=== What you are asked to do ===
Filter these entries, keeping only lines that hold the word "iperoside".

=== Records ===
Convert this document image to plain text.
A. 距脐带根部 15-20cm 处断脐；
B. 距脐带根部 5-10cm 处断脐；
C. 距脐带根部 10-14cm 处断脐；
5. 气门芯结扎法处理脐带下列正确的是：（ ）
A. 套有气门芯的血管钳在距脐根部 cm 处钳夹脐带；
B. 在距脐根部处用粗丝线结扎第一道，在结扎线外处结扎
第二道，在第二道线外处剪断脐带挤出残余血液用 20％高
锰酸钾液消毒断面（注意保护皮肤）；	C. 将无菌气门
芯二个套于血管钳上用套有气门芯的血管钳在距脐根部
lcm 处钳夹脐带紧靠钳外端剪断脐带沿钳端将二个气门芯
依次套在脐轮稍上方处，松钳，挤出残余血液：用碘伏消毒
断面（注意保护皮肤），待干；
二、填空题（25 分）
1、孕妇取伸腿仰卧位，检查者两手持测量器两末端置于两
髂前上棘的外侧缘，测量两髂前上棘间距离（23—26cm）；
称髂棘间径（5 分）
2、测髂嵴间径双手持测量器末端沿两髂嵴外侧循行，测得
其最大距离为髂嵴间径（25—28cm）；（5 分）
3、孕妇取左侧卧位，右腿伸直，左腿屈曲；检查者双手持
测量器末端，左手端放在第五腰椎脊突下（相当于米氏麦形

---

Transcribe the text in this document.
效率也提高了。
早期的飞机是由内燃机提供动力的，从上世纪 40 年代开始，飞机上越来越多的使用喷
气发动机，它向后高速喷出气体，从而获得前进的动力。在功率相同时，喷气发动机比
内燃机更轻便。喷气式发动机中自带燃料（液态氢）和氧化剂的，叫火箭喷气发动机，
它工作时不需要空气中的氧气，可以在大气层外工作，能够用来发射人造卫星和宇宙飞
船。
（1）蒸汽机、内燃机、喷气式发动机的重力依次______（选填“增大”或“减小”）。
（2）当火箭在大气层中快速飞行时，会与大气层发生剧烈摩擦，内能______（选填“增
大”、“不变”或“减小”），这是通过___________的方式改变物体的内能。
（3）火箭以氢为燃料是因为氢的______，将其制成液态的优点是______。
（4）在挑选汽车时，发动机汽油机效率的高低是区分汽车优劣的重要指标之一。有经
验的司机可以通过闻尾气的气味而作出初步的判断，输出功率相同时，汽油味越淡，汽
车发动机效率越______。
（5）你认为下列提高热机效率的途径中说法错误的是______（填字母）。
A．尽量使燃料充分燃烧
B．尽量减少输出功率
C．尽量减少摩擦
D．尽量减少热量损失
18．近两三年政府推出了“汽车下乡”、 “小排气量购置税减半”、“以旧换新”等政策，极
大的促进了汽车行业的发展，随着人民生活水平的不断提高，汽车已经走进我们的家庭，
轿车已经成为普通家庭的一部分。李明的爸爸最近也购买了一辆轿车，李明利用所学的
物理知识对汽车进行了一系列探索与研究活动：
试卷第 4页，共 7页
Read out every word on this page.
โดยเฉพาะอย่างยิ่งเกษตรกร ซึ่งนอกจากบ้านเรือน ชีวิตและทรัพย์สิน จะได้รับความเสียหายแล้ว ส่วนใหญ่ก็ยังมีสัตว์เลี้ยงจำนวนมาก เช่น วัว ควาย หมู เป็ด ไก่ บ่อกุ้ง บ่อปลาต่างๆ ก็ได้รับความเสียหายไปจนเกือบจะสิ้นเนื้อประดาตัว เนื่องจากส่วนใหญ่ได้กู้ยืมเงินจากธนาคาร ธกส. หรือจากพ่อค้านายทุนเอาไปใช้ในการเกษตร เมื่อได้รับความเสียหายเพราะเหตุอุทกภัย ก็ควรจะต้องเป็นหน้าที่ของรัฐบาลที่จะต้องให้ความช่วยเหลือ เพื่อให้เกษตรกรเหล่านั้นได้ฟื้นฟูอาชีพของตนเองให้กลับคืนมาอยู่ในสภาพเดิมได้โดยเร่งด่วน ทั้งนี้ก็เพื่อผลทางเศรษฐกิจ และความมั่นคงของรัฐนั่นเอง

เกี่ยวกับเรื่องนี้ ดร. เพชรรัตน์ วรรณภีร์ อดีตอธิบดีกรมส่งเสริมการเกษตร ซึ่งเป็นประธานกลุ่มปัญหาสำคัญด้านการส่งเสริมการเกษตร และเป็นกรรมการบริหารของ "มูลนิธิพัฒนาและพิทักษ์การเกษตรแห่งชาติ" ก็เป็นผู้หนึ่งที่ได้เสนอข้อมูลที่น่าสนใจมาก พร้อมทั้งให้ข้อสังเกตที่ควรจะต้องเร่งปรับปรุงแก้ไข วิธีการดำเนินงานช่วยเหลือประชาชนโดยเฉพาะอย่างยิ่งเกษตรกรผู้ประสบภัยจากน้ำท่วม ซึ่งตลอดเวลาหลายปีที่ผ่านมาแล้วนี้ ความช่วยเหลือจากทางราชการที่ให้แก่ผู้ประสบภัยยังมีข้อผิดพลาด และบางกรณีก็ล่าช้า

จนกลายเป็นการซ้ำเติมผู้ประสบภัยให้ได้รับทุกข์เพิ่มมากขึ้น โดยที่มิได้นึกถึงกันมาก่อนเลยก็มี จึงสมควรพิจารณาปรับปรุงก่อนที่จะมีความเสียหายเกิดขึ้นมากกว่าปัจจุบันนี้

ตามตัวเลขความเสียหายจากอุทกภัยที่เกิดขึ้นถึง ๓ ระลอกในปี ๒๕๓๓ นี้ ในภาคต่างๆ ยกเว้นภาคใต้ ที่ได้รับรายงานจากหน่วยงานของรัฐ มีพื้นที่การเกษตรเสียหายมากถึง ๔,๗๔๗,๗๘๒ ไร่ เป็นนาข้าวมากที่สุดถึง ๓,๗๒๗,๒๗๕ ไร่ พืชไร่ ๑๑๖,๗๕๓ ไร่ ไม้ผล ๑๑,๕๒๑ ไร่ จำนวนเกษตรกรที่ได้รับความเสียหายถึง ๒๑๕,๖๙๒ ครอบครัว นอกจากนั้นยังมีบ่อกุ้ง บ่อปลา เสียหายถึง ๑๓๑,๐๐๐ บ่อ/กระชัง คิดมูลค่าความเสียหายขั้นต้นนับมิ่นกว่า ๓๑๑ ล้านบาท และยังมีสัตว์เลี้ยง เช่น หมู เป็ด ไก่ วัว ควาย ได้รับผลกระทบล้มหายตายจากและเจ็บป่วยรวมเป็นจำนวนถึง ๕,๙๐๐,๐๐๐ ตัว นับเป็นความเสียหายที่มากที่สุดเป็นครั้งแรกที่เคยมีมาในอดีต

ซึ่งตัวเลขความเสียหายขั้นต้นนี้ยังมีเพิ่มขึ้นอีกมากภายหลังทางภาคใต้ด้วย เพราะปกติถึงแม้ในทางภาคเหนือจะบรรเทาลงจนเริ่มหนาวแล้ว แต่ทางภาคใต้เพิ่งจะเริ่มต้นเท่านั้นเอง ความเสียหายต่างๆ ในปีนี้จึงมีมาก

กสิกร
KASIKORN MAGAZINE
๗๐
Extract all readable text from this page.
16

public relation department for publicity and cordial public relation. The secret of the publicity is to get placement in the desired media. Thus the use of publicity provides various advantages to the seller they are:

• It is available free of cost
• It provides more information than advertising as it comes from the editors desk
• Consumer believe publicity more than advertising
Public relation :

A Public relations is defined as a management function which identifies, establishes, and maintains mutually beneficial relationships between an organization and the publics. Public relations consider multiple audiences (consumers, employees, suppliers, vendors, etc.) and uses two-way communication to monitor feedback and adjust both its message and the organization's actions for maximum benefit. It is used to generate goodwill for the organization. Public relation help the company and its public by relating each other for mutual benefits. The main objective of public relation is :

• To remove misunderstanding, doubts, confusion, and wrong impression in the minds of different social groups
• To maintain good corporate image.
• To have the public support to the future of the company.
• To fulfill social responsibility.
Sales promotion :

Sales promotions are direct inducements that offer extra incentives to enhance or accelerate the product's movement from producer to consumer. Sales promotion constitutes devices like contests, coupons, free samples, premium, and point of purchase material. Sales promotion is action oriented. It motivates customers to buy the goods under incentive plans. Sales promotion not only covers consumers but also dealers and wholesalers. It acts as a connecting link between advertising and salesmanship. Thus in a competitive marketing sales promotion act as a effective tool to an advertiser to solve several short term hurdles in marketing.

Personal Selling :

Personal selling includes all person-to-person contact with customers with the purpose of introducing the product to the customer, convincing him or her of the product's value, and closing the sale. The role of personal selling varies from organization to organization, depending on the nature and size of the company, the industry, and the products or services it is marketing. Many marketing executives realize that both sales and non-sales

---

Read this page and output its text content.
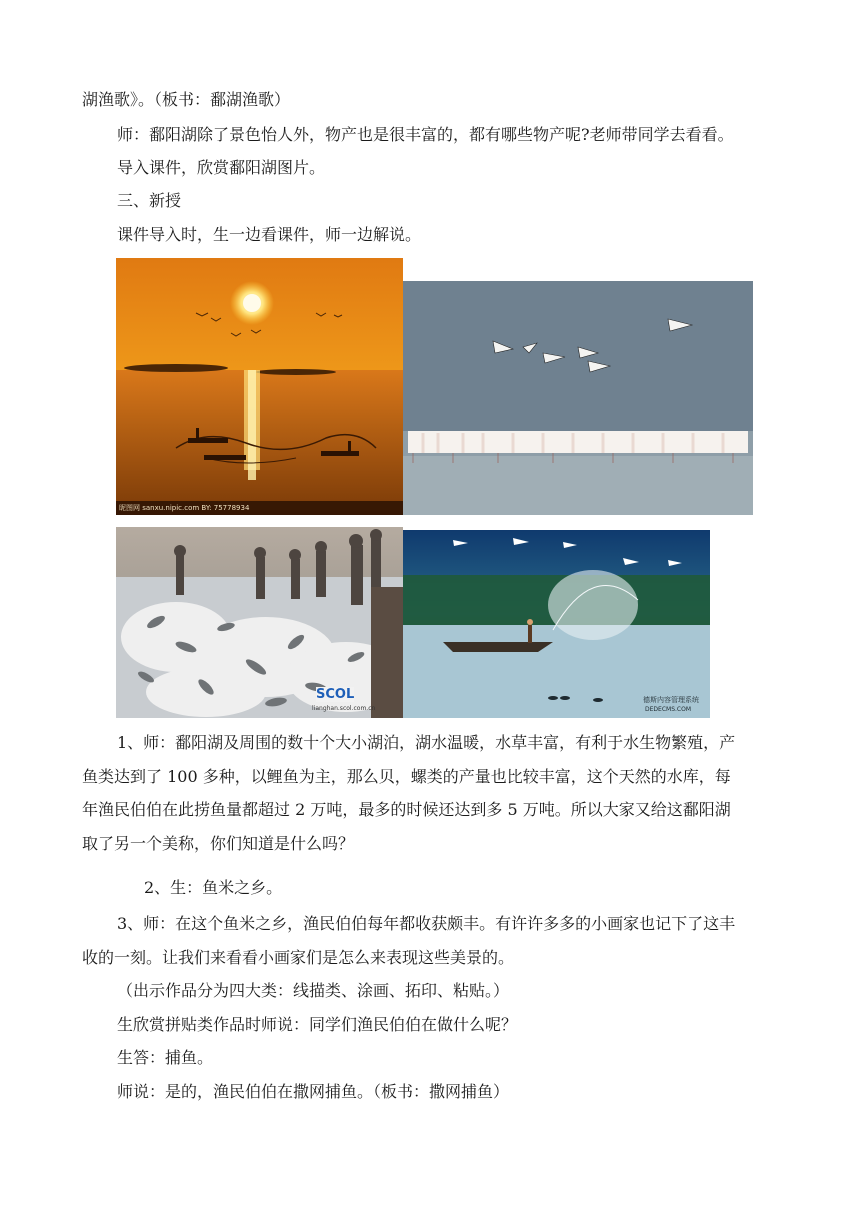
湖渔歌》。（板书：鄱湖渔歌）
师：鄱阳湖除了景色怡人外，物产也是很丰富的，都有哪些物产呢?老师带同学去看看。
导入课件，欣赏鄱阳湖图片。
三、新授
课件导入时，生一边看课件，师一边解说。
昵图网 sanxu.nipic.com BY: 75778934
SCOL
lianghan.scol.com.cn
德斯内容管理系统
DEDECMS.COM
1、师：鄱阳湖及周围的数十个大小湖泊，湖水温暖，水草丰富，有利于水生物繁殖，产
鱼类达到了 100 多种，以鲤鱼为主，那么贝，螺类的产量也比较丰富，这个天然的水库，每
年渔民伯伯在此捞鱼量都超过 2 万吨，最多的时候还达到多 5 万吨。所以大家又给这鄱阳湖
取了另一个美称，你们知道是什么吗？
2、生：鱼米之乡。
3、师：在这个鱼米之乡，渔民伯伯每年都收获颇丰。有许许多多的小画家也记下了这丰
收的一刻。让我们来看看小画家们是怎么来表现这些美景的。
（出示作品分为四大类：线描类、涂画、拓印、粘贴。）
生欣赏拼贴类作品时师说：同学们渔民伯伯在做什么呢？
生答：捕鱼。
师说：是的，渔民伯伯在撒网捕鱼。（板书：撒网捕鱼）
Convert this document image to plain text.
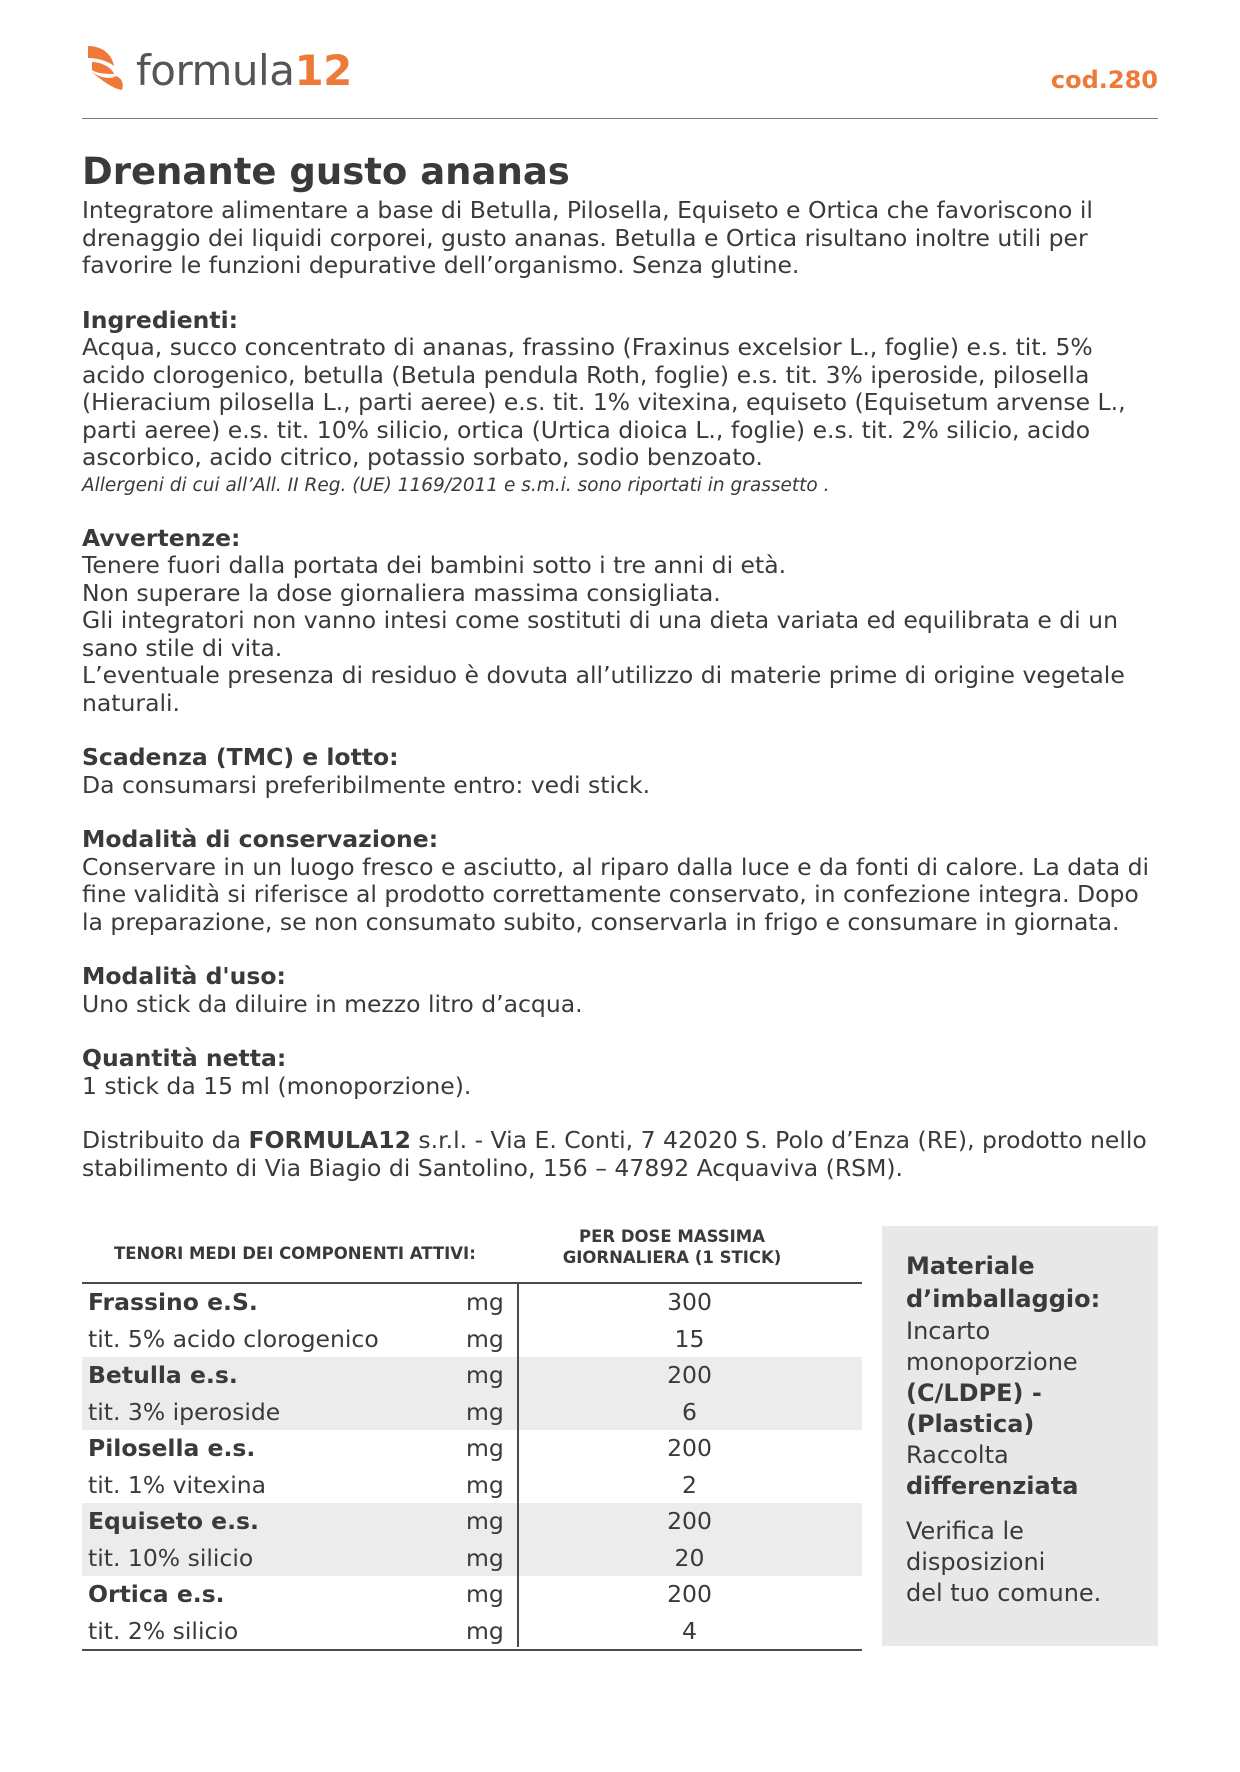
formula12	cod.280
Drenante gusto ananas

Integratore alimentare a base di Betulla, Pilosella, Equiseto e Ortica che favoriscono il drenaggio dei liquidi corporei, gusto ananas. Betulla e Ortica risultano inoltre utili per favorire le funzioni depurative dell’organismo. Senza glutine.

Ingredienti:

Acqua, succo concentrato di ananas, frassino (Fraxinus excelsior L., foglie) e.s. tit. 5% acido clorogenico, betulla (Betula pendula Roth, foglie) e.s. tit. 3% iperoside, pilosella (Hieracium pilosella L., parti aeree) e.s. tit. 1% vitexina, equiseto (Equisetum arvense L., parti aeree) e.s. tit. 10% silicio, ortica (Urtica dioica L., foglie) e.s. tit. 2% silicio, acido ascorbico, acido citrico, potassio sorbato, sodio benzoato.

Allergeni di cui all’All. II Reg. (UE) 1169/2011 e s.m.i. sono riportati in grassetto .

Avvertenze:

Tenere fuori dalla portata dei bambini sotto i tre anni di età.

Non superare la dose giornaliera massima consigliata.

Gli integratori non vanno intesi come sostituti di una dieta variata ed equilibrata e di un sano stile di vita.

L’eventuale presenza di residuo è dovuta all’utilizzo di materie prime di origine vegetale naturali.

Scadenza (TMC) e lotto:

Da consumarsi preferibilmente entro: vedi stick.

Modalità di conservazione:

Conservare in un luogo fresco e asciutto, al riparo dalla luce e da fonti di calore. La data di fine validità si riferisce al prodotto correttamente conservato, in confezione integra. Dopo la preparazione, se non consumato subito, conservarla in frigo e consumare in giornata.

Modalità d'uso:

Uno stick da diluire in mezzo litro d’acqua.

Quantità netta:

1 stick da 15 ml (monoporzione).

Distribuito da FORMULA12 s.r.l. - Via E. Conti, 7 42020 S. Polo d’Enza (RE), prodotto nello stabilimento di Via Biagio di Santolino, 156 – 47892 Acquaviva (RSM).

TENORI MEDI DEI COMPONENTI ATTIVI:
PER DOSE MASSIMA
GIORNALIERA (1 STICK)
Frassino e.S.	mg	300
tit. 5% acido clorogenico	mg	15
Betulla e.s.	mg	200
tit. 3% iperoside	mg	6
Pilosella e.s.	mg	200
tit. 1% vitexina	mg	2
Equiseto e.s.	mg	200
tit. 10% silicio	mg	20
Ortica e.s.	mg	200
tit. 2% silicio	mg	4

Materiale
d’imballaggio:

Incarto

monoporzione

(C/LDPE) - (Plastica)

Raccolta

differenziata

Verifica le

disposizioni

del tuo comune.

=== Output ===
Acqua, succo concentrato di ananas, frassino (Fraxinus excelsior L., foglie) e.s. tit. 5% acido clorogenico, betulla (Betula pendula Roth, foglie) e.s. tit. 3% iperoside, pilosella (Hieracium pilosella L., parti aeree) e.s. tit. 1% vitexina, equiseto (Equisetum arvense L., parti aeree) e.s. tit. 10% silicio, ortica (Urtica dioica L., foglie) e.s. tit. 2% silicio, acido ascorbico, acido citrico, potassio sorbato, sodio benzoato.
tit. 3% iperoside	mg	6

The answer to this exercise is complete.